-- BEGIN RECORDS FOR THE EXERCISE --

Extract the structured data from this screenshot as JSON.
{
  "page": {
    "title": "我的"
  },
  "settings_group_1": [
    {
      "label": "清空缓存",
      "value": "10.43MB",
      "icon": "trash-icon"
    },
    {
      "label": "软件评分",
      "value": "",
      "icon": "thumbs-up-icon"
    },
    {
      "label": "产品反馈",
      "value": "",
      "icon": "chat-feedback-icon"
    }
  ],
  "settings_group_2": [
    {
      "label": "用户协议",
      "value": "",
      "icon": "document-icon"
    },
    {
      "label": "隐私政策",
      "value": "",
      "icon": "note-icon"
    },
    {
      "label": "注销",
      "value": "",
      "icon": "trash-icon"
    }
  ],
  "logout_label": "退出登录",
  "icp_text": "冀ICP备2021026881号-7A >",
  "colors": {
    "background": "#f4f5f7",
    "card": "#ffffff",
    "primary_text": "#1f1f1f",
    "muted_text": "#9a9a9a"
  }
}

-- END RECORDS FOR THE EXERCISE --

**OBJECTIVE**
Each of the records should be retyped exactly.

**FINAL ANSWER**
Extract the structured data from this screenshot as JSON.
{
  "page": {
    "title": "我的"
  },
  "settings_group_1": [
    {
      "label": "清空缓存",
      "value": "10.43MB",
      "icon": "trash-icon"
    },
    {
      "label": "软件评分",
      "value": "",
      "icon": "thumbs-up-icon"
    },
    {
      "label": "产品反馈",
      "value": "",
      "icon": "chat-feedback-icon"
    }
  ],
  "settings_group_2": [
    {
      "label": "用户协议",
      "value": "",
      "icon": "document-icon"
    },
    {
      "label": "隐私政策",
      "value": "",
      "icon": "note-icon"
    },
    {
      "label": "注销",
      "value": "",
      "icon": "trash-icon"
    }
  ],
  "logout_label": "退出登录",
  "icp_text": "冀ICP备2021026881号-7A >",
  "colors": {
    "background": "#f4f5f7",
    "card": "#ffffff",
    "primary_text": "#1f1f1f",
    "muted_text": "#9a9a9a"
  }
}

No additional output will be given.